--- BEGIN RECORDS SUPPLIED ---

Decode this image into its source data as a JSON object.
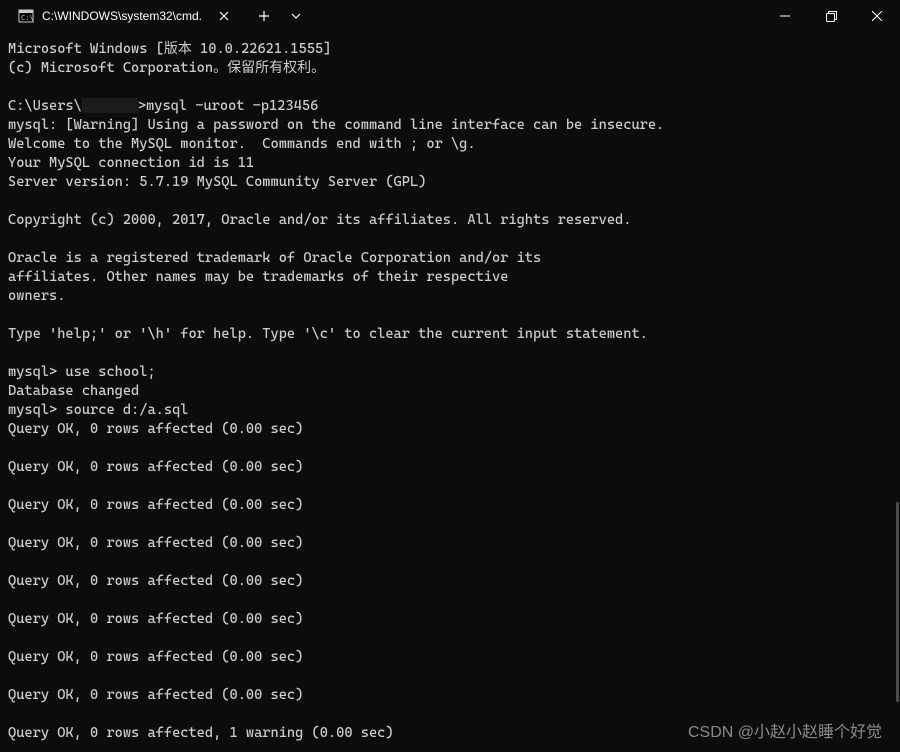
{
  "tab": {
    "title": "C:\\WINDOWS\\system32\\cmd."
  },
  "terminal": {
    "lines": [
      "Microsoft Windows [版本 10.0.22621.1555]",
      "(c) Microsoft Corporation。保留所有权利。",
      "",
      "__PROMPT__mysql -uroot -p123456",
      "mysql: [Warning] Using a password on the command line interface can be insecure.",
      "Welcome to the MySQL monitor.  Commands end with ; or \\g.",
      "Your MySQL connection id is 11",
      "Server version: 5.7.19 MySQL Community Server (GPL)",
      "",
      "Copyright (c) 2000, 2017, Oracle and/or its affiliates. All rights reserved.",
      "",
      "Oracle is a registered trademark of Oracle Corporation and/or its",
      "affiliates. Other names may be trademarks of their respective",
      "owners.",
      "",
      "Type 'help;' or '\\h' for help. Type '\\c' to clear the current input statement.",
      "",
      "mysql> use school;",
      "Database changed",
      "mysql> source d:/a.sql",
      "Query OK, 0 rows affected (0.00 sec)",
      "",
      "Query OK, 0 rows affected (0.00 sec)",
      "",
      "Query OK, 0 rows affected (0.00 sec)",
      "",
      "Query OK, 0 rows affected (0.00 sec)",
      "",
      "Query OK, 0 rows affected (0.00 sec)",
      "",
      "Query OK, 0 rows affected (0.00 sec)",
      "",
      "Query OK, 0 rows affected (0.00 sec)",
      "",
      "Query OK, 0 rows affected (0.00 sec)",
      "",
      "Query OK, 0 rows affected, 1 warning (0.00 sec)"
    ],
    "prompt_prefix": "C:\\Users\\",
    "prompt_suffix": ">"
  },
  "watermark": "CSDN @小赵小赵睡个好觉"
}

--- END RECORDS SUPPLIED ---

__WHAT NEEDS TO BE DONE__. Tally the lines of the listing that include "Corporation". Reply with nothing but the count.

__RESULT OF THIS EXERCISE__. 2